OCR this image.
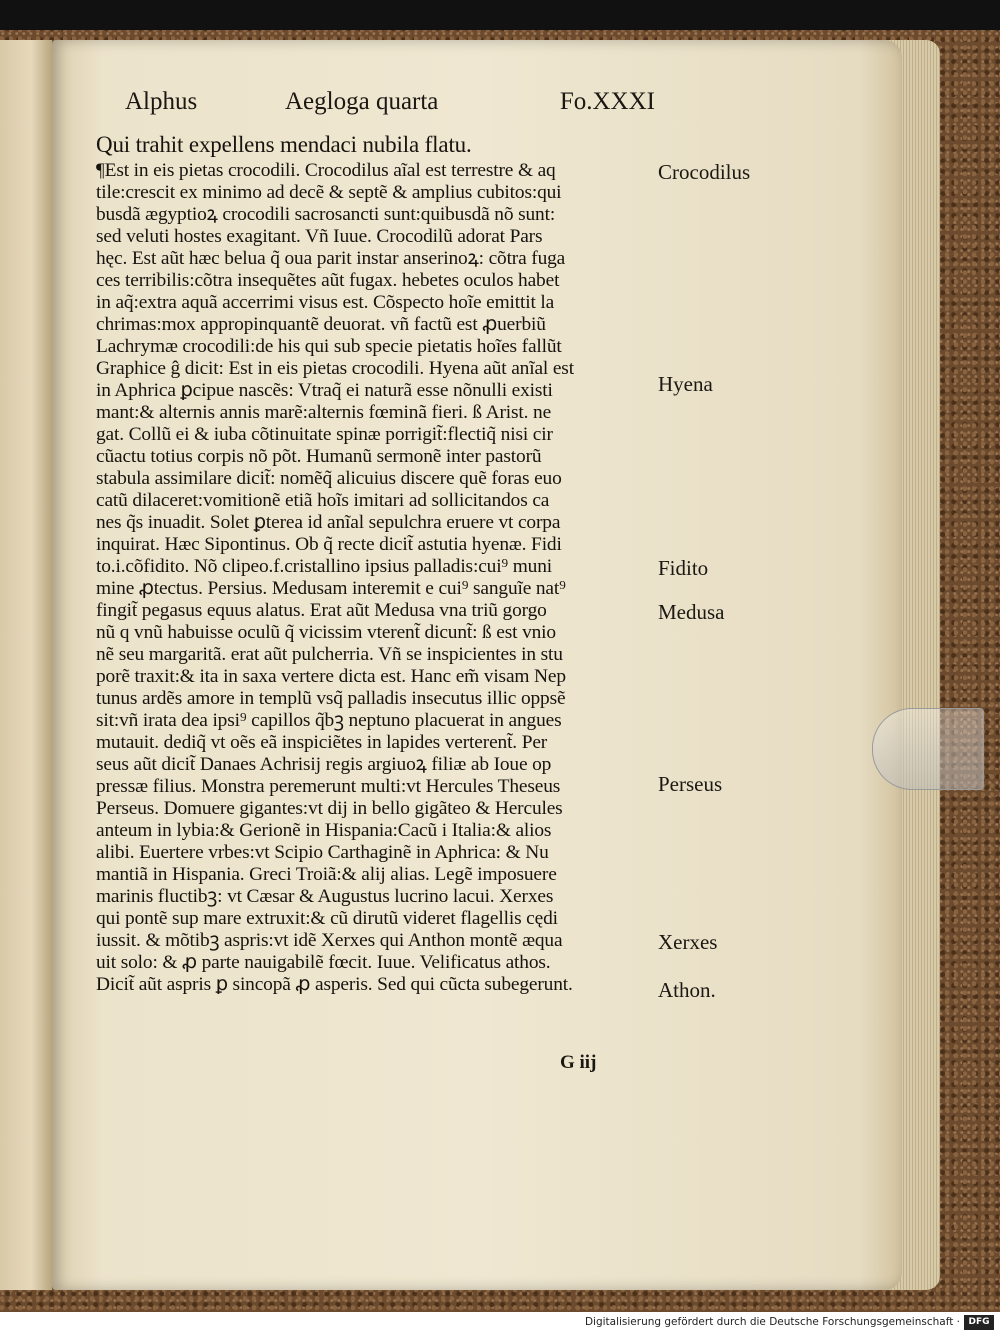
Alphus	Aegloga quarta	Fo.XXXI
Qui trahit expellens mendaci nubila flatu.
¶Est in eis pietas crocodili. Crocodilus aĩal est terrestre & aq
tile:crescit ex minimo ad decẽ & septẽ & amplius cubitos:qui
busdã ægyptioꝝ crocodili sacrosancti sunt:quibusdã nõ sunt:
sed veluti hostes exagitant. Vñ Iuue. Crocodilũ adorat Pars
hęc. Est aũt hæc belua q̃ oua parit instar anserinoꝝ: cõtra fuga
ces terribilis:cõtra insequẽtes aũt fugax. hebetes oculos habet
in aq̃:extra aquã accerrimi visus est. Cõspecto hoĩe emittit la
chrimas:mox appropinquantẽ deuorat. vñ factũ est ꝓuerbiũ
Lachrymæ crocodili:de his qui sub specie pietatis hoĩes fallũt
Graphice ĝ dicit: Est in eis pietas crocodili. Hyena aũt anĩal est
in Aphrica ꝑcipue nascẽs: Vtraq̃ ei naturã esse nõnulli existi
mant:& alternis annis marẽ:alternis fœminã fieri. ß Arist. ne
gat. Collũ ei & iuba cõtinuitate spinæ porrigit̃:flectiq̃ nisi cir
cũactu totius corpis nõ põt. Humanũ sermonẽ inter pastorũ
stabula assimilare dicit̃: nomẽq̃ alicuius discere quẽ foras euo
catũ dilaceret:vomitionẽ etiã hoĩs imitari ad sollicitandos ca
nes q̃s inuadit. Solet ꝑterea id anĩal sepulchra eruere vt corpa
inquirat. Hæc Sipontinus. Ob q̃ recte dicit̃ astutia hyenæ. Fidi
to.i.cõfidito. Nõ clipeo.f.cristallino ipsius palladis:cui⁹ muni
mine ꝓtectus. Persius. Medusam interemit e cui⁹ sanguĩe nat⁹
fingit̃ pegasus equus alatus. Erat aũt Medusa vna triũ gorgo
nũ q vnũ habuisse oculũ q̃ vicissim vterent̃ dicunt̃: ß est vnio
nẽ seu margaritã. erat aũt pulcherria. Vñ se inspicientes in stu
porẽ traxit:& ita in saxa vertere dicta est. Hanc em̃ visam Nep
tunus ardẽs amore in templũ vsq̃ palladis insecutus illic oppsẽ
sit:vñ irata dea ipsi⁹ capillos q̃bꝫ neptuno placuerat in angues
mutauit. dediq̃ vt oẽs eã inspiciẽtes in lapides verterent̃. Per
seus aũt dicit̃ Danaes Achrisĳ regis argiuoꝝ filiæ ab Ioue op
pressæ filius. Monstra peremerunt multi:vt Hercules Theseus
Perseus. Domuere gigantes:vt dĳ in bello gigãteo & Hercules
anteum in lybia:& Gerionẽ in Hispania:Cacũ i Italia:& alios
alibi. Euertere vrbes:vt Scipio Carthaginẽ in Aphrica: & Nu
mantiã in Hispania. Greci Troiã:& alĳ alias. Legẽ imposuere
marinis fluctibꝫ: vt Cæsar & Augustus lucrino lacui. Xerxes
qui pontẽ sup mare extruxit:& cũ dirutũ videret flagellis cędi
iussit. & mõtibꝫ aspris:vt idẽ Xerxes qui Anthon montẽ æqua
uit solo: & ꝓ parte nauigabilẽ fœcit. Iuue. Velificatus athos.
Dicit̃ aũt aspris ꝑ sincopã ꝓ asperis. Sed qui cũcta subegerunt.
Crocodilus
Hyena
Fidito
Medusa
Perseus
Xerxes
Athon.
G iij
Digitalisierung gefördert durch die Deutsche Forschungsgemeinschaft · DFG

════════════════════

Determine the number of lines in the data that contain "cõtra" as a word or string, and state only that number.

2